→ Brief
Reproduce the listing below, changing every "Circle shape" to "Round marker" and leaving the rest unchanged.
┄┄┄┄┄┄┄┄┄┄┄┄┄┄┄┄┄┄┄┄
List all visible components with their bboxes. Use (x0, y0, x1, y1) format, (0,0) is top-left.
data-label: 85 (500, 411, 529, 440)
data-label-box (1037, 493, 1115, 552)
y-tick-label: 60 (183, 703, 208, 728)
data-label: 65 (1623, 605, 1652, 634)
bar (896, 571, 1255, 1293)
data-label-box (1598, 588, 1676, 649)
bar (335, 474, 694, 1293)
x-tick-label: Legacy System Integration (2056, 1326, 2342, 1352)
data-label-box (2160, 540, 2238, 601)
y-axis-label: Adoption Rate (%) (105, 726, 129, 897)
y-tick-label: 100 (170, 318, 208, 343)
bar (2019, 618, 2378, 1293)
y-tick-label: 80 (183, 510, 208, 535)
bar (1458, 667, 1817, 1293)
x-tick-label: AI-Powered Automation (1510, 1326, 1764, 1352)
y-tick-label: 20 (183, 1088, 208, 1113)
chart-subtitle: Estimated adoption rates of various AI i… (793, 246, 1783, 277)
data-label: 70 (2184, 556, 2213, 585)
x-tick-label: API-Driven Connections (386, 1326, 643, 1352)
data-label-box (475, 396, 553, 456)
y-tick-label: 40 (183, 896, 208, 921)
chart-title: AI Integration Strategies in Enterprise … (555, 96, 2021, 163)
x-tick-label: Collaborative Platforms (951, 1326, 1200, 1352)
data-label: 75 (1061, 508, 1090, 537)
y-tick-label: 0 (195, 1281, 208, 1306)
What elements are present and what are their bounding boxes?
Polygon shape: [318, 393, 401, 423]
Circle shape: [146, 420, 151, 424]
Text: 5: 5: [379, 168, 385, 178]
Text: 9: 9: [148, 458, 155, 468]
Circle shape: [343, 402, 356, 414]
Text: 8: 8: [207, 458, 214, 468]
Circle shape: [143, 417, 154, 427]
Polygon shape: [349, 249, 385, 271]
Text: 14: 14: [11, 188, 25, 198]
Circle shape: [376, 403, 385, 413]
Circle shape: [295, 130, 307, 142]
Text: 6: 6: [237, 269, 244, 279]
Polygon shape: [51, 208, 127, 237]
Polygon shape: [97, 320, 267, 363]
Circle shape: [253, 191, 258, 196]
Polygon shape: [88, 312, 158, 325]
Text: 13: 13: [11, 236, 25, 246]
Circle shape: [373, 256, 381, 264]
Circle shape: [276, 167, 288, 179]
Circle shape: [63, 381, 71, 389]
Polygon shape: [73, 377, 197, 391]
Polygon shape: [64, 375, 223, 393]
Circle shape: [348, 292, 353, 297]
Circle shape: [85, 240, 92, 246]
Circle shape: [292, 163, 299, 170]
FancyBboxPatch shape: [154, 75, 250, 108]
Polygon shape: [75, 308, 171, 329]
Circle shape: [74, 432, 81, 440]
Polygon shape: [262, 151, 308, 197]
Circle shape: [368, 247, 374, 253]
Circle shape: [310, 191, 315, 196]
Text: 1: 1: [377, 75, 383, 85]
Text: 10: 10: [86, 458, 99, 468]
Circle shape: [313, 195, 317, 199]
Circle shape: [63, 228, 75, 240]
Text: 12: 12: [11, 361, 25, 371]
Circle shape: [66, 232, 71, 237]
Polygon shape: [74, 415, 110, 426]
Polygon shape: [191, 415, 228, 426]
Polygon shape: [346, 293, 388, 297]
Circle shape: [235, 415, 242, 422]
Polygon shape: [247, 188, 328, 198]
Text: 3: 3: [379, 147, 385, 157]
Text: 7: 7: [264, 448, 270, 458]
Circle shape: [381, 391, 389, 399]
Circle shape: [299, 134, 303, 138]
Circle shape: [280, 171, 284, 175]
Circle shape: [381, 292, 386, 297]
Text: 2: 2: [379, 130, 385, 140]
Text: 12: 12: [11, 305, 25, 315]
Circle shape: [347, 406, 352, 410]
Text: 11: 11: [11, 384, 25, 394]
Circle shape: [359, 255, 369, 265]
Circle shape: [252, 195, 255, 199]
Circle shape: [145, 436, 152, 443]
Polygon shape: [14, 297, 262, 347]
┄┄┄┄┄┄┄┄┄┄┄┄┄┄┄┄┄┄┄┄
→ Solution to the problem
List all visible components with their bboxes. Use (x0, y0, x1, y1) format, (0,0) is top-left.
data-label: 85 (500, 411, 529, 440)
data-label-box (1037, 493, 1115, 552)
y-tick-label: 60 (183, 703, 208, 728)
data-label: 65 (1623, 605, 1652, 634)
bar (896, 571, 1255, 1293)
data-label-box (1598, 588, 1676, 649)
bar (335, 474, 694, 1293)
x-tick-label: Legacy System Integration (2056, 1326, 2342, 1352)
data-label-box (2160, 540, 2238, 601)
y-axis-label: Adoption Rate (%) (105, 726, 129, 897)
y-tick-label: 100 (170, 318, 208, 343)
bar (2019, 618, 2378, 1293)
y-tick-label: 80 (183, 510, 208, 535)
bar (1458, 667, 1817, 1293)
x-tick-label: AI-Powered Automation (1510, 1326, 1764, 1352)
y-tick-label: 20 (183, 1088, 208, 1113)
chart-subtitle: Estimated adoption rates of various AI i… (793, 246, 1783, 277)
data-label: 70 (2184, 556, 2213, 585)
x-tick-label: API-Driven Connections (386, 1326, 643, 1352)
data-label-box (475, 396, 553, 456)
y-tick-label: 40 (183, 896, 208, 921)
chart-title: AI Integration Strategies in Enterprise … (555, 96, 2021, 163)
x-tick-label: Collaborative Platforms (951, 1326, 1200, 1352)
data-label: 75 (1061, 508, 1090, 537)
y-tick-label: 0 (195, 1281, 208, 1306)
What elements are present and what are their bounding boxes?
Polygon shape: [318, 393, 401, 423]
Round marker: [146, 420, 151, 424]
Text: 5: 5: [379, 168, 385, 178]
Text: 9: 9: [148, 458, 155, 468]
Round marker: [343, 402, 356, 414]
Text: 8: 8: [207, 458, 214, 468]
Round marker: [143, 417, 154, 427]
Polygon shape: [349, 249, 385, 271]
Text: 14: 14: [11, 188, 25, 198]
Round marker: [376, 403, 385, 413]
Round marker: [295, 130, 307, 142]
Text: 6: 6: [237, 269, 244, 279]
Polygon shape: [51, 208, 127, 237]
Polygon shape: [97, 320, 267, 363]
Round marker: [253, 191, 258, 196]
Polygon shape: [88, 312, 158, 325]
Text: 13: 13: [11, 236, 25, 246]
Round marker: [373, 256, 381, 264]
Round marker: [276, 167, 288, 179]
Round marker: [63, 381, 71, 389]
Polygon shape: [73, 377, 197, 391]
Polygon shape: [64, 375, 223, 393]
Round marker: [348, 292, 353, 297]
Round marker: [85, 240, 92, 246]
Round marker: [292, 163, 299, 170]
FancyBboxPatch shape: [154, 75, 250, 108]
Polygon shape: [75, 308, 171, 329]
Round marker: [74, 432, 81, 440]
Polygon shape: [262, 151, 308, 197]
Round marker: [368, 247, 374, 253]
Round marker: [310, 191, 315, 196]
Text: 1: 1: [377, 75, 383, 85]
Text: 10: 10: [86, 458, 99, 468]
Round marker: [313, 195, 317, 199]
Round marker: [63, 228, 75, 240]
Text: 12: 12: [11, 361, 25, 371]
Round marker: [66, 232, 71, 237]
Polygon shape: [74, 415, 110, 426]
Polygon shape: [191, 415, 228, 426]
Polygon shape: [346, 293, 388, 297]
Round marker: [235, 415, 242, 422]
Polygon shape: [247, 188, 328, 198]
Text: 3: 3: [379, 147, 385, 157]
Text: 7: 7: [264, 448, 270, 458]
Round marker: [381, 391, 389, 399]
Round marker: [299, 134, 303, 138]
Round marker: [280, 171, 284, 175]
Round marker: [381, 292, 386, 297]
Text: 2: 2: [379, 130, 385, 140]
Text: 12: 12: [11, 305, 25, 315]
Round marker: [347, 406, 352, 410]
Text: 11: 11: [11, 384, 25, 394]
Round marker: [359, 255, 369, 265]
Round marker: [252, 195, 255, 199]
Round marker: [145, 436, 152, 443]
Polygon shape: [14, 297, 262, 347]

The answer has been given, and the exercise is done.